- _EXTRACTED TEXT_
--- START ---
Node can be used to execute JavaScript files outside the browser. It is also a key part of building and working with web applications. Node includes a package manager called NPM, which you might have heard of. A key part of NPM is the package.json file that is described in detail also on the Nodejs.dev site.

Most developers will become very familiar with running npm init in an empty directory. This action is almost always the first step in building a Node-based web application. Once the package.json file exists, you can add commands to the scripts: {} section to execute commands. For example, you could add something like this:

"scripts": {
"hello": "echo \"hello\""
}

Save the package.json file. Then, from the command line, run:

$ npm run hello

You should see the output: "hello". The scripts section of this file is powerful. I encourage you to become familiar with package.json and how to execute commands using it.

Now that you have JavaScript foundations and an understanding of how to use Node.js at a high level, it’s time to start building your JavaScript web application. There are many choices to make, but without going too far down this rabbit hole, let’s jump into the next steps.

Understanding web application architecture

Now let’s get into the second step’s two stages, which lead to making your build and deployment decisions for your application.
--- END ---
- _WORK REQUEST_
Continue the Node.js and web application text, starting after its final sentence.

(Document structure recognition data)
--- START ---
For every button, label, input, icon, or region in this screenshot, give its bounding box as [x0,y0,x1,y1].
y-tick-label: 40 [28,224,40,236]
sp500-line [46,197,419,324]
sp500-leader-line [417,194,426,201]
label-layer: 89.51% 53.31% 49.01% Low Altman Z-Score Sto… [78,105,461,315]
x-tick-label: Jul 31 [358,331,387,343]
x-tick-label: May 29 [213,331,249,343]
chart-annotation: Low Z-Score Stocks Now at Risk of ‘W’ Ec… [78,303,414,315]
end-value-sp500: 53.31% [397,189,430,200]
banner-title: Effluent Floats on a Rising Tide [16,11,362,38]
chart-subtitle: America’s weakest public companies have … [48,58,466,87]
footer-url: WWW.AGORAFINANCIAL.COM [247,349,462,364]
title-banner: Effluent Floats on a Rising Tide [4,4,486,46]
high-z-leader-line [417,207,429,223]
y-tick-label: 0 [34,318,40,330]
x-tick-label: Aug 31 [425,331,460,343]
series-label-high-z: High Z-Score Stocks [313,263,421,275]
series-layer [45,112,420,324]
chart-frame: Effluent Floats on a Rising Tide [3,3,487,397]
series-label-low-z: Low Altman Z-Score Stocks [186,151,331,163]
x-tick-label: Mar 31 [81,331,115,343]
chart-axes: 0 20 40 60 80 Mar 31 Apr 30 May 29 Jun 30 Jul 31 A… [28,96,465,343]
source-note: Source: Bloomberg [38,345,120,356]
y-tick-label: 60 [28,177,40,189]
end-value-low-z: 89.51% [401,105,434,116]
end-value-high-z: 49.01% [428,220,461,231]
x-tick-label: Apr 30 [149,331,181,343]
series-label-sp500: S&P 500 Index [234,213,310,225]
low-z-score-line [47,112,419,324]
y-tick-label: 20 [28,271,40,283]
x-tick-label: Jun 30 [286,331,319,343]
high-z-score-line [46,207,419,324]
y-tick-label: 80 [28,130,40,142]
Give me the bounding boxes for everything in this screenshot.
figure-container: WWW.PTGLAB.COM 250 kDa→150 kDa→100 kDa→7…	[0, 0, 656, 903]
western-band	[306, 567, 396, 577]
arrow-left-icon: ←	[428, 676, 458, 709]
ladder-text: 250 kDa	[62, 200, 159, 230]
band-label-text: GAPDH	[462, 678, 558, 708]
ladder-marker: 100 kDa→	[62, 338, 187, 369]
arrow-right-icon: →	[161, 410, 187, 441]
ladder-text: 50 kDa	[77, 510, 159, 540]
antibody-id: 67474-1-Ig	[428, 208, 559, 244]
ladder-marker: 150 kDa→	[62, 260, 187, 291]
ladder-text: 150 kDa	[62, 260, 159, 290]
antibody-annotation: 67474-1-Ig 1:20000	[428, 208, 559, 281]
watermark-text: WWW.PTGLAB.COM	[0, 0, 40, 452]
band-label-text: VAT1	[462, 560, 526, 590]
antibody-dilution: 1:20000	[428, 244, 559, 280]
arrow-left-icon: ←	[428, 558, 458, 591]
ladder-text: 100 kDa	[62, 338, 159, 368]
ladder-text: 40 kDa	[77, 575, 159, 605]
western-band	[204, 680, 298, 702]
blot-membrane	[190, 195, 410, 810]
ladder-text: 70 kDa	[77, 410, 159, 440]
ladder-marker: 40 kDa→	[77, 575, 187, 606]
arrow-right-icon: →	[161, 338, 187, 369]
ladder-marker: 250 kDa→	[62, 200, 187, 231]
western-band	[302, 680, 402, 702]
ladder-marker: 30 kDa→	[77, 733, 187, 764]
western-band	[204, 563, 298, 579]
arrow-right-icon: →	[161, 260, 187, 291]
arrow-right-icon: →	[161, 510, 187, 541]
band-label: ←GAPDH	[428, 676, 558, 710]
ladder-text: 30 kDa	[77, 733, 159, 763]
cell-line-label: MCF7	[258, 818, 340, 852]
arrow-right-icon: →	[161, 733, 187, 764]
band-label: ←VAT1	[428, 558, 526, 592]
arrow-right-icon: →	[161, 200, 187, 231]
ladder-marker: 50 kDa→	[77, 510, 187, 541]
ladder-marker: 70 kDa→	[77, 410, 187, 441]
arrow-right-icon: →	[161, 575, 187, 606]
--- END ---
- _RESPONSE AREA_
Transition JavaScript skills to web applications and their architecture

Putting thought into your application architecture before you write a single line of code is an important starting point. I’ve seen many applications refactored when the developer didn’t consider how their application would scale. A component folder with only five files looks organized, but once there are 100 files, it’s hard to find what you are looking for. Any decision that will impact every single JavaScript file you potentially create should be carefully considered up-front.

It’s easy to become overwhelmed by this process and get stuck in an indecision loop. You can break out of that by identifying established tooling and learning from the examples of others who have done this time and again. To this end, as you make many decisions while building your software, these are good issues to consider before writing any code:

  • JavaScript framework choice
  • File/folder structure for expansion
  • CSS architecture
  • Typescript or not
  • Code linting
  • Test approach
  • Routing
  • State management and caching layer

Make build and deployment decisions for your application

Once your basic code architecture decisions are made, you’ll need to decide on how developers will build and work with the code. You’ll also need to look at how the final code will be compiled for production delivery. Earlier choices about frameworks can make these next decisions easier: There are often build tools that come naturally with those frameworks.

I have also found that these decisions are easier to change later on because these layers generally sit outside of the code. Choosing standard tooling options such as webpack or gulp helps quite a bit when considering the following:

  • Local developer environment
  • Source maps
  • Module bundler
  • Production optimization

On the PatternFly team, we’ve put quite a bit of energy and our combined experience into documenting and implementing web application architecture. Our goal is to help teams get started using PatternFly quickly. If you’re not familiar with PatternFly, it’s an open source design system with guidelines, resources, and more to help you give your application a professional look and feel.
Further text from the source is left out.